- _Brief_
Could you pull out, unchanged, every line of the entries below from the one containing "List all visible" down through the one containing "moist-adiabat-line <box>261 49 591 642</box>"? Include both end lines.

- _Material for this task_
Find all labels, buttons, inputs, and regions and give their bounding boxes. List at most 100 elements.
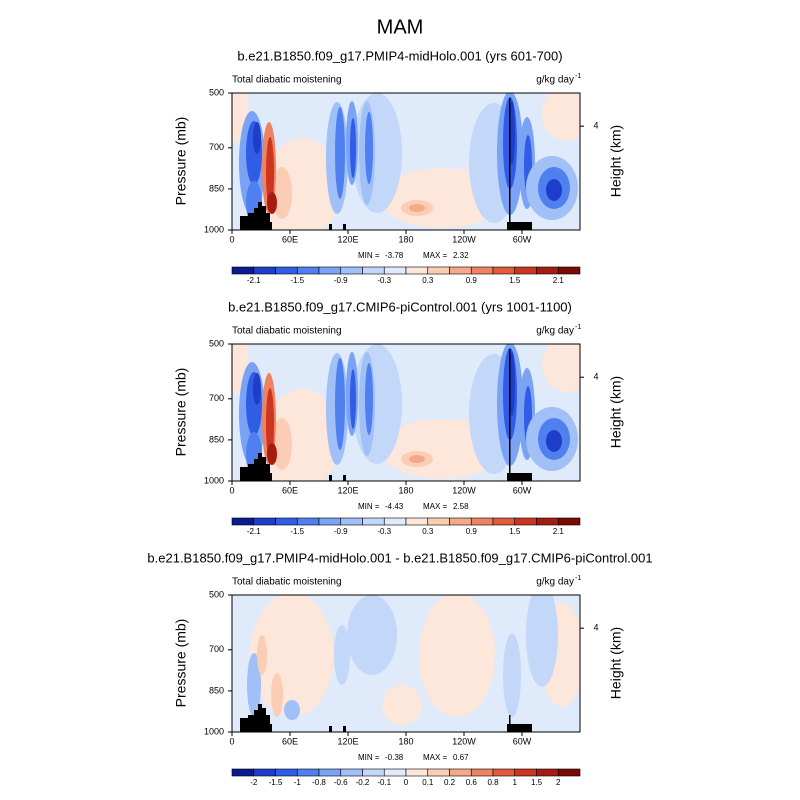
...
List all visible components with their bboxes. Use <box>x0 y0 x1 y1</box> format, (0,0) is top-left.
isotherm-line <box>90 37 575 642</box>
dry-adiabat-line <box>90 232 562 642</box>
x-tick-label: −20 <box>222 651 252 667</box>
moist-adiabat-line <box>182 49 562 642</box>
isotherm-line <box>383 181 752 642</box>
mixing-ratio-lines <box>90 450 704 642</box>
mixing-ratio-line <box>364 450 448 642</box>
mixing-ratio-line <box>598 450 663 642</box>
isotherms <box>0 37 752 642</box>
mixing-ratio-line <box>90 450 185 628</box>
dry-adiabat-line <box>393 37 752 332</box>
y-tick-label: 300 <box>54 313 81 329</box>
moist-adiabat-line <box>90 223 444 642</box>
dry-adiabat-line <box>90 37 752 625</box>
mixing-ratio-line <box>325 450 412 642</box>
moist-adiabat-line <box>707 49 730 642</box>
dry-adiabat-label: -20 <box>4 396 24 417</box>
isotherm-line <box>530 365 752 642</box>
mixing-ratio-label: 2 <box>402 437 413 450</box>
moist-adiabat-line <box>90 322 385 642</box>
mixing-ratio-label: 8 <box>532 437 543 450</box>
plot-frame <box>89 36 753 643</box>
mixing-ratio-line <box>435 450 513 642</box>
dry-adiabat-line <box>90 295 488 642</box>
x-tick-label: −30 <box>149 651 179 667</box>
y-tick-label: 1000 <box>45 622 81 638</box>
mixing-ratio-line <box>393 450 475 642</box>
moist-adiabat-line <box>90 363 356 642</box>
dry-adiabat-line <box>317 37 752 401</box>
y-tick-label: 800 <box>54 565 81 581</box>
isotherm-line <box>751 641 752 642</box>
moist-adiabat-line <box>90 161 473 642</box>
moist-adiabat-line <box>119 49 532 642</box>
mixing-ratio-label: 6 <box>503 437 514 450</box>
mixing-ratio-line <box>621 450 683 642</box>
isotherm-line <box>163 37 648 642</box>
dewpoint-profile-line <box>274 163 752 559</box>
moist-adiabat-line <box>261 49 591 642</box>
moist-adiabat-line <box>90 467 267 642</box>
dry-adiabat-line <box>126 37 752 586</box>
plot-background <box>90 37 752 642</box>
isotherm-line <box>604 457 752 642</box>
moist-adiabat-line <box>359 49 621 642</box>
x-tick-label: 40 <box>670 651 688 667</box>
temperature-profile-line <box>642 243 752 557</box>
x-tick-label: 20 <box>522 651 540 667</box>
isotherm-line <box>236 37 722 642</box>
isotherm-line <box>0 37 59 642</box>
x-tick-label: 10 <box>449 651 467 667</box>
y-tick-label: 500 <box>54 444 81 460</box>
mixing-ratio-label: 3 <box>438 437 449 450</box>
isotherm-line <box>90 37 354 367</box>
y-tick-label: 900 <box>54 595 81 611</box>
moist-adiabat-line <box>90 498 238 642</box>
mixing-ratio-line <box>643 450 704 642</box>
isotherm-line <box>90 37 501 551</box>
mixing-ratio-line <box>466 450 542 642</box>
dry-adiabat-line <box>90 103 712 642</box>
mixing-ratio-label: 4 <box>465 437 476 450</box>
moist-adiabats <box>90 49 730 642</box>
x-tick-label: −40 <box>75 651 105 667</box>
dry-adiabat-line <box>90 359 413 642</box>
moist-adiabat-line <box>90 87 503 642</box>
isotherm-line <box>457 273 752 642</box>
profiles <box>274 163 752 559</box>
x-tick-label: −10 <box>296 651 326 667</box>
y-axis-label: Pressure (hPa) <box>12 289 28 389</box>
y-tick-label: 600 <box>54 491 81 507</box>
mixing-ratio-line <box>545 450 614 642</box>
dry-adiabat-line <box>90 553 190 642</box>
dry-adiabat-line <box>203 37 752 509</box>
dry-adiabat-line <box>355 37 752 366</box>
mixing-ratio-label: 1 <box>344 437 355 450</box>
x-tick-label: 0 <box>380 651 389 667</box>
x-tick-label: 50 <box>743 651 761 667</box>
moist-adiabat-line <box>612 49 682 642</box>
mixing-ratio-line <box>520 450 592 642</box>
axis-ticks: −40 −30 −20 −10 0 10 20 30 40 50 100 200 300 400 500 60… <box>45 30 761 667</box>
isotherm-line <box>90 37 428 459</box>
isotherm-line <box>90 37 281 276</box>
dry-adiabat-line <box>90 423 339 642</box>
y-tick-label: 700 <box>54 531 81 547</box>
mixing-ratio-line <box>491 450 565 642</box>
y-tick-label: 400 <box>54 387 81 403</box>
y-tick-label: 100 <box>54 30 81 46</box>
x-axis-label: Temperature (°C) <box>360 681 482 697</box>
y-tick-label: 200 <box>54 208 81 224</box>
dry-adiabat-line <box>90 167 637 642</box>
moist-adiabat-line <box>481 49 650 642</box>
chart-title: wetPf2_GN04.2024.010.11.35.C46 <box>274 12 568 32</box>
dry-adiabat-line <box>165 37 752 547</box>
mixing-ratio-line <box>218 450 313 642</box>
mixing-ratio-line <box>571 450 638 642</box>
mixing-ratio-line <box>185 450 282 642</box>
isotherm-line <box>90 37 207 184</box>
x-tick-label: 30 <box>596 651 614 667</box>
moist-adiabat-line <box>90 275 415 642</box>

- _The completed task_
List all visible components with their bboxes. Use <box>x0 y0 x1 y1</box> format, (0,0) is top-left.
isotherm-line <box>90 37 575 642</box>
dry-adiabat-line <box>90 232 562 642</box>
x-tick-label: −20 <box>222 651 252 667</box>
moist-adiabat-line <box>182 49 562 642</box>
isotherm-line <box>383 181 752 642</box>
mixing-ratio-lines <box>90 450 704 642</box>
mixing-ratio-line <box>364 450 448 642</box>
mixing-ratio-line <box>598 450 663 642</box>
isotherms <box>0 37 752 642</box>
mixing-ratio-line <box>90 450 185 628</box>
dry-adiabat-line <box>393 37 752 332</box>
y-tick-label: 300 <box>54 313 81 329</box>
moist-adiabat-line <box>90 223 444 642</box>
dry-adiabat-line <box>90 37 752 625</box>
mixing-ratio-line <box>325 450 412 642</box>
moist-adiabat-line <box>707 49 730 642</box>
dry-adiabat-label: -20 <box>4 396 24 417</box>
isotherm-line <box>530 365 752 642</box>
mixing-ratio-label: 2 <box>402 437 413 450</box>
moist-adiabat-line <box>90 322 385 642</box>
mixing-ratio-label: 8 <box>532 437 543 450</box>
plot-frame <box>89 36 753 643</box>
mixing-ratio-line <box>435 450 513 642</box>
dry-adiabat-line <box>90 295 488 642</box>
x-tick-label: −30 <box>149 651 179 667</box>
y-tick-label: 1000 <box>45 622 81 638</box>
mixing-ratio-line <box>393 450 475 642</box>
moist-adiabat-line <box>90 363 356 642</box>
dry-adiabat-line <box>317 37 752 401</box>
y-tick-label: 800 <box>54 565 81 581</box>
isotherm-line <box>751 641 752 642</box>
moist-adiabat-line <box>90 161 473 642</box>
moist-adiabat-line <box>119 49 532 642</box>
mixing-ratio-label: 6 <box>503 437 514 450</box>
mixing-ratio-line <box>621 450 683 642</box>
isotherm-line <box>163 37 648 642</box>
dewpoint-profile-line <box>274 163 752 559</box>
moist-adiabat-line <box>261 49 591 642</box>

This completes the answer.